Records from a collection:
============================================================
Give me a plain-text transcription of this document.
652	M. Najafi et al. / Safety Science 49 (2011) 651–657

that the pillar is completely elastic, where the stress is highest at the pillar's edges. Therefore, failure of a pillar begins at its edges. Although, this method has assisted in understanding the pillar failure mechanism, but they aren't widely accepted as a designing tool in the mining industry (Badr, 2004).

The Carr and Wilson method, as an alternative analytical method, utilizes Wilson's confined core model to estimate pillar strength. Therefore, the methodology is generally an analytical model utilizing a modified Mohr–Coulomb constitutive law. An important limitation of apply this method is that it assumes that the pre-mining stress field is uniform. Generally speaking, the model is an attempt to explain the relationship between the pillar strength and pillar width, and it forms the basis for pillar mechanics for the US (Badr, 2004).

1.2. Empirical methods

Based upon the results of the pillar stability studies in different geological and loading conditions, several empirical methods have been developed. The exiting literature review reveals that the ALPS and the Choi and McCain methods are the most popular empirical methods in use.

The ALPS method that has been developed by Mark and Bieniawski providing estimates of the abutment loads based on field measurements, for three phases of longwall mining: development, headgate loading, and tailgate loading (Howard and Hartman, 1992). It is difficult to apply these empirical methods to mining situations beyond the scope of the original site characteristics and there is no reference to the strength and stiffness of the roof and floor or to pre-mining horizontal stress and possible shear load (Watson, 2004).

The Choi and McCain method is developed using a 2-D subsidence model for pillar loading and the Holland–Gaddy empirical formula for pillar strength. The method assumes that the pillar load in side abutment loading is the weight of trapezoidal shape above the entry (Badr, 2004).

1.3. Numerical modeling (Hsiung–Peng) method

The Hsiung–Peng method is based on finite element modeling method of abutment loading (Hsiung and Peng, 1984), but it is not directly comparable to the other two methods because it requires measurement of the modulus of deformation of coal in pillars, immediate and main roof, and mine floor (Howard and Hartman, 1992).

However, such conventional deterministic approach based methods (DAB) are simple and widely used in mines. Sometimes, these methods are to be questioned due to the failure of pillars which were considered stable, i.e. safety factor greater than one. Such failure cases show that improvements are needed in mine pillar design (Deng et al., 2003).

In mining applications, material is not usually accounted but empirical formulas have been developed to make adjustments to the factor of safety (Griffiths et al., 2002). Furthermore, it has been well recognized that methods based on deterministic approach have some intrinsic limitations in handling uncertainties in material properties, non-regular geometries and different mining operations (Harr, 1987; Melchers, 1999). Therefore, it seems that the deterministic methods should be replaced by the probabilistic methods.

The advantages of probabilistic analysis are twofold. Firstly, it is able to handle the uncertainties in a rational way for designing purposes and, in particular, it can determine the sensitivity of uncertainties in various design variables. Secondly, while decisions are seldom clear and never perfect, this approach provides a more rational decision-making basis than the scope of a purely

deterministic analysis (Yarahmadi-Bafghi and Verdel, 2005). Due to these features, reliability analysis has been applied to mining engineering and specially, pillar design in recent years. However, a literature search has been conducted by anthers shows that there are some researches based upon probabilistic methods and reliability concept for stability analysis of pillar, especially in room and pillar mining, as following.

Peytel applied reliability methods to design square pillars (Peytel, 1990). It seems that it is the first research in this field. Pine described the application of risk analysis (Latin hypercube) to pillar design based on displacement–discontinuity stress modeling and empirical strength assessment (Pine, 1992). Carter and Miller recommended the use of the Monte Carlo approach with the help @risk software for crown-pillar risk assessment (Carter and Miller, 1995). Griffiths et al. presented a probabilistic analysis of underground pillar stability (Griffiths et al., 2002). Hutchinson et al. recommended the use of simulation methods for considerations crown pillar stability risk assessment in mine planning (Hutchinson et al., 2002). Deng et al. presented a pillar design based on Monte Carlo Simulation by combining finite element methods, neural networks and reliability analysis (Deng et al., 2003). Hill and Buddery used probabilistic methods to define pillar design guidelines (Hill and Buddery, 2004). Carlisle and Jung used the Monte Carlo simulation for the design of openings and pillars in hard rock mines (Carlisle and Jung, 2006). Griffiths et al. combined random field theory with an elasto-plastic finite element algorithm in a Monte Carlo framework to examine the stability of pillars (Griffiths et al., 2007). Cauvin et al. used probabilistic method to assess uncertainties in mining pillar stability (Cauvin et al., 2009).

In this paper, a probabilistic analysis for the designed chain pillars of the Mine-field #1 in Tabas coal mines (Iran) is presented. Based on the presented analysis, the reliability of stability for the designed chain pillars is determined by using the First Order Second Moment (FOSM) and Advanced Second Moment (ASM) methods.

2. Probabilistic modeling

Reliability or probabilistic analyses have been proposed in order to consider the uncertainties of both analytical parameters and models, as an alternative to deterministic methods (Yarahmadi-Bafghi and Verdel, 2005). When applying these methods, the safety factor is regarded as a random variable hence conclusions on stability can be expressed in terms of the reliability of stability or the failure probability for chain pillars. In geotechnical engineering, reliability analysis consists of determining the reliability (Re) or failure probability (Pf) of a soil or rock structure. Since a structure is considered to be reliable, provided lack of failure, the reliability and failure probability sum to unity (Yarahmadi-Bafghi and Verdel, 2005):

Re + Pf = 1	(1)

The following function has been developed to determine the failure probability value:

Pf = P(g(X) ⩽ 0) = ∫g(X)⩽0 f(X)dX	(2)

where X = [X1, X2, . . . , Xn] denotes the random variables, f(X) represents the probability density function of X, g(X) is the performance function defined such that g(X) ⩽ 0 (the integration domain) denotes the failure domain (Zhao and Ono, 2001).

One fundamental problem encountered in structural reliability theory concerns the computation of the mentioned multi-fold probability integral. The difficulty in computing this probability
============================================================
## GIVEN REQUEST
Give the listing again, word for word.

## RESPONSE TO THE EXERCISE
Give me a plain-text transcription of this document.
652	M. Najafi et al. / Safety Science 49 (2011) 651–657

that the pillar is completely elastic, where the stress is highest at the pillar's edges. Therefore, failure of a pillar begins at its edges. Although, this method has assisted in understanding the pillar failure mechanism, but they aren't widely accepted as a designing tool in the mining industry (Badr, 2004).

The Carr and Wilson method, as an alternative analytical method, utilizes Wilson's confined core model to estimate pillar strength. Therefore, the methodology is generally an analytical model utilizing a modified Mohr–Coulomb constitutive law. An important limitation of apply this method is that it assumes that the pre-mining stress field is uniform. Generally speaking, the model is an attempt to explain the relationship between the pillar strength and pillar width, and it forms the basis for pillar mechanics for the US (Badr, 2004).

1.2. Empirical methods

Based upon the results of the pillar stability studies in different geological and loading conditions, several empirical methods have been developed. The exiting literature review reveals that the ALPS and the Choi and McCain methods are the most popular empirical methods in use.

The ALPS method that has been developed by Mark and Bieniawski providing estimates of the abutment loads based on field measurements, for three phases of longwall mining: development, headgate loading, and tailgate loading (Howard and Hartman, 1992). It is difficult to apply these empirical methods to mining situations beyond the scope of the original site characteristics and there is no reference to the strength and stiffness of the roof and floor or to pre-mining horizontal stress and possible shear load (Watson, 2004).

The Choi and McCain method is developed using a 2-D subsidence model for pillar loading and the Holland–Gaddy empirical formula for pillar strength. The method assumes that the pillar load in side abutment loading is the weight of trapezoidal shape above the entry (Badr, 2004).

1.3. Numerical modeling (Hsiung–Peng) method

The Hsiung–Peng method is based on finite element modeling method of abutment loading (Hsiung and Peng, 1984), but it is not directly comparable to the other two methods because it requires measurement of the modulus of deformation of coal in pillars, immediate and main roof, and mine floor (Howard and Hartman, 1992).

However, such conventional deterministic approach based methods (DAB) are simple and widely used in mines. Sometimes, these methods are to be questioned due to the failure of pillars which were considered stable, i.e. safety factor greater than one. Such failure cases show that improvements are needed in mine pillar design (Deng et al., 2003).

In mining applications, material is not usually accounted but empirical formulas have been developed to make adjustments to the factor of safety (Griffiths et al., 2002). Furthermore, it has been well recognized that methods based on deterministic approach have some intrinsic limitations in handling uncertainties in material properties, non-regular geometries and different mining operations (Harr, 1987; Melchers, 1999). Therefore, it seems that the deterministic methods should be replaced by the probabilistic methods.

The advantages of probabilistic analysis are twofold. Firstly, it is able to handle the uncertainties in a rational way for designing purposes and, in particular, it can determine the sensitivity of uncertainties in various design variables. Secondly, while decisions are seldom clear and never perfect, this approach provides a more rational decision-making basis than the scope of a purely

deterministic analysis (Yarahmadi-Bafghi and Verdel, 2005). Due to these features, reliability analysis has been applied to mining engineering and specially, pillar design in recent years. However, a literature search has been conducted by anthers shows that there are some researches based upon probabilistic methods and reliability concept for stability analysis of pillar, especially in room and pillar mining, as following.

Peytel applied reliability methods to design square pillars (Peytel, 1990). It seems that it is the first research in this field. Pine described the application of risk analysis (Latin hypercube) to pillar design based on displacement–discontinuity stress modeling and empirical strength assessment (Pine, 1992). Carter and Miller recommended the use of the Monte Carlo approach with the help @risk software for crown-pillar risk assessment (Carter and Miller, 1995). Griffiths et al. presented a probabilistic analysis of underground pillar stability (Griffiths et al., 2002). Hutchinson et al. recommended the use of simulation methods for considerations crown pillar stability risk assessment in mine planning (Hutchinson et al., 2002). Deng et al. presented a pillar design based on Monte Carlo Simulation by combining finite element methods, neural networks and reliability analysis (Deng et al., 2003). Hill and Buddery used probabilistic methods to define pillar design guidelines (Hill and Buddery, 2004). Carlisle and Jung used the Monte Carlo simulation for the design of openings and pillars in hard rock mines (Carlisle and Jung, 2006). Griffiths et al. combined random field theory with an elasto-plastic finite element algorithm in a Monte Carlo framework to examine the stability of pillars (Griffiths et al., 2007). Cauvin et al. used probabilistic method to assess uncertainties in mining pillar stability (Cauvin et al., 2009).

In this paper, a probabilistic analysis for the designed chain pillars of the Mine-field #1 in Tabas coal mines (Iran) is presented. Based on the presented analysis, the reliability of stability for the designed chain pillars is determined by using the First Order Second Moment (FOSM) and Advanced Second Moment (ASM) methods.

2. Probabilistic modeling

Reliability or probabilistic analyses have been proposed in order to consider the uncertainties of both analytical parameters and models, as an alternative to deterministic methods (Yarahmadi-Bafghi and Verdel, 2005). When applying these methods, the safety factor is regarded as a random variable hence conclusions on stability can be expressed in terms of the reliability of stability or the failure probability for chain pillars. In geotechnical engineering, reliability analysis consists of determining the reliability (Re) or failure probability (Pf) of a soil or rock structure. Since a structure is considered to be reliable, provided lack of failure, the reliability and failure probability sum to unity (Yarahmadi-Bafghi and Verdel, 2005):

Re + Pf = 1	(1)

The following function has been developed to determine the failure probability value:

Pf = P(g(X) ⩽ 0) = ∫g(X)⩽0 f(X)dX	(2)

where X = [X1, X2, . . . , Xn] denotes the random variables, f(X) represents the probability density function of X, g(X) is the performance function defined such that g(X) ⩽ 0 (the integration domain) denotes the failure domain (Zhao and Ono, 2001).

One fundamental problem encountered in structural reliability theory concerns the computation of the mentioned multi-fold probability integral. The difficulty in computing this probability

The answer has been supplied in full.